===== Provided records =====

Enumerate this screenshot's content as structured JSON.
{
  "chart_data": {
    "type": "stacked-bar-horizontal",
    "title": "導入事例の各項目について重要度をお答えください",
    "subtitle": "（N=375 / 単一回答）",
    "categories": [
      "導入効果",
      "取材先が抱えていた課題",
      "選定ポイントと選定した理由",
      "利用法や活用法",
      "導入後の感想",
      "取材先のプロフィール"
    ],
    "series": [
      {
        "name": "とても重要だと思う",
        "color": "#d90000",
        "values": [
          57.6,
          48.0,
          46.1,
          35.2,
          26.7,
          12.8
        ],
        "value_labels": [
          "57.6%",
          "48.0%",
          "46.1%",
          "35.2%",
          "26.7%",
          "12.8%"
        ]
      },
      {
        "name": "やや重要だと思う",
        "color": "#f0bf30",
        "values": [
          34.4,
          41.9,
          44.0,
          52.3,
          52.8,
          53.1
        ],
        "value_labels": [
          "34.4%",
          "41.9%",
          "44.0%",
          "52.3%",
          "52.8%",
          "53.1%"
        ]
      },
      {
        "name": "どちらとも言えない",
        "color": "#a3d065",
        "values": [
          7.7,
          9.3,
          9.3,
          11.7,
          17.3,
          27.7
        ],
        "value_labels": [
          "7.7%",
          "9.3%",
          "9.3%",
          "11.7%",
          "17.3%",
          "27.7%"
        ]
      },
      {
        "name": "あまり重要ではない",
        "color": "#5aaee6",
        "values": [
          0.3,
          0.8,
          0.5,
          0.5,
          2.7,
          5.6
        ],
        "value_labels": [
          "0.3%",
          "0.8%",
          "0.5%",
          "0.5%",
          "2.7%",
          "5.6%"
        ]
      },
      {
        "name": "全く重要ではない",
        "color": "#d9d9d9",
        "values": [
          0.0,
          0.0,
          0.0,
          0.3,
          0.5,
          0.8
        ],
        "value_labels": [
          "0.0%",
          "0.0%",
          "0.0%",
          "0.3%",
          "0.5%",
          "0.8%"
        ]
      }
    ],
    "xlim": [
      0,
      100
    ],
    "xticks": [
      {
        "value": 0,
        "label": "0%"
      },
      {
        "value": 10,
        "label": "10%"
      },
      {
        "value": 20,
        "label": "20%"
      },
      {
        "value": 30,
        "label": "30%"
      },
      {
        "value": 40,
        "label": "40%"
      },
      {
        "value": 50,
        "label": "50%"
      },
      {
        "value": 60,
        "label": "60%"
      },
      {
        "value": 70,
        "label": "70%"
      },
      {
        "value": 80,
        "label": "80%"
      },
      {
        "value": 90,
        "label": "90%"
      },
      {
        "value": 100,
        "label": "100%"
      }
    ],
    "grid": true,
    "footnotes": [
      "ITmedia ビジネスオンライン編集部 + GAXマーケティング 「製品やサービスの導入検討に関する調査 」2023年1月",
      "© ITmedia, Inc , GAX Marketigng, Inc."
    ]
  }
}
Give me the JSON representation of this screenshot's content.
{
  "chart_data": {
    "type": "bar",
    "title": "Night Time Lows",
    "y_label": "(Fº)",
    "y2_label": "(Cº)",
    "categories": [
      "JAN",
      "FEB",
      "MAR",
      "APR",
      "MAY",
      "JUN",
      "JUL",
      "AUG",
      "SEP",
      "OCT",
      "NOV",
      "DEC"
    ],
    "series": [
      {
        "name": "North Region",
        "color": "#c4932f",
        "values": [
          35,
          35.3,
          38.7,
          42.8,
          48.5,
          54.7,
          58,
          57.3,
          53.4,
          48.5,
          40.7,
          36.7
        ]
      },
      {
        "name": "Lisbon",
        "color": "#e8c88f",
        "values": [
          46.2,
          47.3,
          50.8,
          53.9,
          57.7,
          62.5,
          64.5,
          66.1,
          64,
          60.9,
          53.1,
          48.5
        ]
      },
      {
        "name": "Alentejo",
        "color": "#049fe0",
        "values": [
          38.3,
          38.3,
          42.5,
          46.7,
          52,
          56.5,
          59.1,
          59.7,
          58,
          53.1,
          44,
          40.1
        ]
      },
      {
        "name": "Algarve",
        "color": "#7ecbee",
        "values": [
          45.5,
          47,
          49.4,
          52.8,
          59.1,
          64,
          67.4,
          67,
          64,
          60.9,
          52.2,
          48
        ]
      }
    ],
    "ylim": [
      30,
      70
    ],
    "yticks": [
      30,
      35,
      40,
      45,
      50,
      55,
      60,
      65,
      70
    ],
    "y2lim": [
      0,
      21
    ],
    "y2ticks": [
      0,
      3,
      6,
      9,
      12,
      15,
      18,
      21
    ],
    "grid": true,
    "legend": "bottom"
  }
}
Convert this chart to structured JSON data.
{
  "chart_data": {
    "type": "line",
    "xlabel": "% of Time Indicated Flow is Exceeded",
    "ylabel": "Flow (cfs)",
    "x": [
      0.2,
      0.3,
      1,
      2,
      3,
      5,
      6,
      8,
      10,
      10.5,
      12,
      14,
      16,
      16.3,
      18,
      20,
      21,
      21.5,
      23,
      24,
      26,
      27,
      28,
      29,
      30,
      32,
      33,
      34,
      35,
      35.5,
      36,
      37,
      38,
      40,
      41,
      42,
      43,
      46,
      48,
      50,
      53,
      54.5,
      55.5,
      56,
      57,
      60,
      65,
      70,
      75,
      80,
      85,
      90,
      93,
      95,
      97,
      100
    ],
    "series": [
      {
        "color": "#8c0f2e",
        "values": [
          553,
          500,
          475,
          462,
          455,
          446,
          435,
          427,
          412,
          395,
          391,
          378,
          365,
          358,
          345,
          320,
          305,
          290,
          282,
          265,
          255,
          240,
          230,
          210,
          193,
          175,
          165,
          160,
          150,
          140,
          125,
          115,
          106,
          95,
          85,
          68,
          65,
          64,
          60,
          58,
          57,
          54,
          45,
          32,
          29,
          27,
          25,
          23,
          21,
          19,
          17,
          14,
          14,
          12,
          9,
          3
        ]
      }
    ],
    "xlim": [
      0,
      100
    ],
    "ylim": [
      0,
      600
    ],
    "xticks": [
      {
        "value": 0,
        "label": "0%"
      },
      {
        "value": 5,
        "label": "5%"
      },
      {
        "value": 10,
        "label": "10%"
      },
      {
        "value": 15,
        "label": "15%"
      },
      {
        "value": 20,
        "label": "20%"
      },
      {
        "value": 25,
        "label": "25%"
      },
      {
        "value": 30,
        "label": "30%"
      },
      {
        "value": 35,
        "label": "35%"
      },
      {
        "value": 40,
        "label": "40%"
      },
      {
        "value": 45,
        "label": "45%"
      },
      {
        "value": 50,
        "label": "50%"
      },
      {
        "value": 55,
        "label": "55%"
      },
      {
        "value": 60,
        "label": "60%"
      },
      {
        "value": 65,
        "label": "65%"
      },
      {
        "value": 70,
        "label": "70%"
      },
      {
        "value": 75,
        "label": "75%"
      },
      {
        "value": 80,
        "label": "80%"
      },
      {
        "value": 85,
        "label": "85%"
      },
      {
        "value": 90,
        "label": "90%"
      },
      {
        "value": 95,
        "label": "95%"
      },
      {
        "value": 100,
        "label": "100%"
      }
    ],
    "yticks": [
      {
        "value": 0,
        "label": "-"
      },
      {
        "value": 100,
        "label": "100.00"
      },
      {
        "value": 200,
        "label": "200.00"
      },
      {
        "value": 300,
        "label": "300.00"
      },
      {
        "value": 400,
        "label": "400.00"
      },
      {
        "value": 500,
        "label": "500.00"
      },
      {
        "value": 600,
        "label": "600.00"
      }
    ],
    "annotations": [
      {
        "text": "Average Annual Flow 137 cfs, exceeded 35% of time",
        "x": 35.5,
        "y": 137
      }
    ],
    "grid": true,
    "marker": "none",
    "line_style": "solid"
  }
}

=====

= Task directions =
Return the lines above exactly, keeping every word.

= Answer below =
Enumerate this screenshot's content as structured JSON.
{
  "chart_data": {
    "type": "stacked-bar-horizontal",
    "title": "導入事例の各項目について重要度をお答えください",
    "subtitle": "（N=375 / 単一回答）",
    "categories": [
      "導入効果",
      "取材先が抱えていた課題",
      "選定ポイントと選定した理由",
      "利用法や活用法",
      "導入後の感想",
      "取材先のプロフィール"
    ],
    "series": [
      {
        "name": "とても重要だと思う",
        "color": "#d90000",
        "values": [
          57.6,
          48.0,
          46.1,
          35.2,
          26.7,
          12.8
        ],
        "value_labels": [
          "57.6%",
          "48.0%",
          "46.1%",
          "35.2%",
          "26.7%",
          "12.8%"
        ]
      },
      {
        "name": "やや重要だと思う",
        "color": "#f0bf30",
        "values": [
          34.4,
          41.9,
          44.0,
          52.3,
          52.8,
          53.1
        ],
        "value_labels": [
          "34.4%",
          "41.9%",
          "44.0%",
          "52.3%",
          "52.8%",
          "53.1%"
        ]
      },
      {
        "name": "どちらとも言えない",
        "color": "#a3d065",
        "values": [
          7.7,
          9.3,
          9.3,
          11.7,
          17.3,
          27.7
        ],
        "value_labels": [
          "7.7%",
          "9.3%",
          "9.3%",
          "11.7%",
          "17.3%",
          "27.7%"
        ]
      },
      {
        "name": "あまり重要ではない",
        "color": "#5aaee6",
        "values": [
          0.3,
          0.8,
          0.5,
          0.5,
          2.7,
          5.6
        ],
        "value_labels": [
          "0.3%",
          "0.8%",
          "0.5%",
          "0.5%",
          "2.7%",
          "5.6%"
        ]
      },
      {
        "name": "全く重要ではない",
        "color": "#d9d9d9",
        "values": [
          0.0,
          0.0,
          0.0,
          0.3,
          0.5,
          0.8
        ],
        "value_labels": [
          "0.0%",
          "0.0%",
          "0.0%",
          "0.3%",
          "0.5%",
          "0.8%"
        ]
      }
    ],
    "xlim": [
      0,
      100
    ],
    "xticks": [
      {
        "value": 0,
        "label": "0%"
      },
      {
        "value": 10,
        "label": "10%"
      },
      {
        "value": 20,
        "label": "20%"
      },
      {
        "value": 30,
        "label": "30%"
      },
      {
        "value": 40,
        "label": "40%"
      },
      {
        "value": 50,
        "label": "50%"
      },
      {
        "value": 60,
        "label": "60%"
      },
      {
        "value": 70,
        "label": "70%"
      },
      {
        "value": 80,
        "label": "80%"
      },
      {
        "value": 90,
        "label": "90%"
      },
      {
        "value": 100,
        "label": "100%"
      }
    ],
    "grid": true,
    "footnotes": [
      "ITmedia ビジネスオンライン編集部 + GAXマーケティング 「製品やサービスの導入検討に関する調査 」2023年1月",
      "© ITmedia, Inc , GAX Marketigng, Inc."
    ]
  }
}
Give me the JSON representation of this screenshot's content.
{
  "chart_data": {
    "type": "bar",
    "title": "Night Time Lows",
    "y_label": "(Fº)",
    "y2_label": "(Cº)",
    "categories": [
      "JAN",
      "FEB",
      "MAR",
      "APR",
      "MAY",
      "JUN",
      "JUL",
      "AUG",
      "SEP",
      "OCT",
      "NOV",
      "DEC"
    ],
    "series": [
      {
        "name": "North Region",
        "color": "#c4932f",
        "values": [
          35,
          35.3,
          38.7,
          42.8,
          48.5,
          54.7,
          58,
          57.3,
          53.4,
          48.5,
          40.7,
          36.7
        ]
      },
      {
        "name": "Lisbon",
        "color": "#e8c88f",
        "values": [
          46.2,
          47.3,
          50.8,
          53.9,
          57.7,
          62.5,
          64.5,
          66.1,
          64,
          60.9,
          53.1,
          48.5
        ]
      },
      {
        "name": "Alentejo",
        "color": "#049fe0",
        "values": [
          38.3,
          38.3,
          42.5,
          46.7,
          52,
          56.5,
          59.1,
          59.7,
          58,
          53.1,
          44,
          40.1
        ]
      },
      {
        "name": "Algarve",
        "color": "#7ecbee",
        "values": [
          45.5,
          47,
          49.4,
          52.8,
          59.1,
          64,
          67.4,
          67,
          64,
          60.9,
          52.2,
          48
        ]
      }
    ],
    "ylim": [
      30,
      70
    ],
    "yticks": [
      30,
      35,
      40,
      45,
      50,
      55,
      60,
      65,
      70
    ],
    "y2lim": [
      0,
      21
    ],
    "y2ticks": [
      0,
      3,
      6,
      9,
      12,
      15,
      18,
      21
    ],
    "grid": true,
    "legend": "bottom"
  }
}
Convert this chart to structured JSON data.
{
  "chart_data": {
    "type": "line",
    "xlabel": "% of Time Indicated Flow is Exceeded",
    "ylabel": "Flow (cfs)",
    "x": [
      0.2,
      0.3,
      1,
      2,
      3,
      5,
      6,
      8,
      10,
      10.5,
      12,
      14,
      16,
      16.3,
      18,
      20,
      21,
      21.5,
      23,
      24,
      26,
      27,
      28,
      29,
      30,
      32,
      33,
      34,
      35,
      35.5,
      36,
      37,
      38,
      40,
      41,
      42,
      43,
      46,
      48,
      50,
      53,
      54.5,
      55.5,
      56,
      57,
      60,
      65,
      70,
      75,
      80,
      85,
      90,
      93,
      95,
      97,
      100
    ],
    "series": [
      {
        "color": "#8c0f2e",
        "values": [
          553,
          500,
          475,
          462,
          455,
          446,
          435,
          427,
          412,
          395,
          391,
          378,
          365,
          358,
          345,
          320,
          305,
          290,
          282,
          265,
          255,
          240,
          230,
          210,
          193,
          175,
          165,
          160,
          150,
          140,
          125,
          115,
          106,
          95,
          85,
          68,
          65,
          64,
          60,
          58,
          57,
          54,
          45,
          32,
          29,
          27,
          25,
          23,
          21,
          19,
          17,
          14,
          14,
          12,
          9,
          3
        ]
      }
    ],
    "xlim": [
      0,
      100
    ],
    "ylim": [
      0,
      600
    ],
    "xticks": [
      {
        "value": 0,
        "label": "0%"
      },
      {
        "value": 5,
        "label": "5%"
      },
      {
        "value": 10,
        "label": "10%"
      },
      {
        "value": 15,
        "label": "15%"
      },
      {
        "value": 20,
        "label": "20%"
      },
      {
        "value": 25,
        "label": "25%"
      },
      {
        "value": 30,
        "label": "30%"
      },
      {
        "value": 35,
        "label": "35%"
      },
      {
        "value": 40,
        "label": "40%"
      },
      {
        "value": 45,
        "label": "45%"
      },
      {
        "value": 50,
        "label": "50%"
      },
      {
        "value": 55,
        "label": "55%"
      },
      {
        "value": 60,
        "label": "60%"
      },
      {
        "value": 65,
        "label": "65%"
      },
      {
        "value": 70,
        "label": "70%"
      },
      {
        "value": 75,
        "label": "75%"
      },
      {
        "value": 80,
        "label": "80%"
      },
      {
        "value": 85,
        "label": "85%"
      },
      {
        "value": 90,
        "label": "90%"
      },
      {
        "value": 95,
        "label": "95%"
      },
      {
        "value": 100,
        "label": "100%"
      }
    ],
    "yticks": [
      {
        "value": 0,
        "label": "-"
      },
      {
        "value": 100,
        "label": "100.00"
      },
      {
        "value": 200,
        "label": "200.00"
      },
      {
        "value": 300,
        "label": "300.00"
      },
      {
        "value": 400,
        "label": "400.00"
      },
      {
        "value": 500,
        "label": "500.00"
      },
      {
        "value": 600,
        "label": "600.00"
      }
    ],
    "annotations": [
      {
        "text": "Average Annual Flow 137 cfs, exceeded 35% of time",
        "x": 35.5,
        "y": 137
      }
    ],
    "grid": true,
    "marker": "none",
    "line_style": "solid"
  }
}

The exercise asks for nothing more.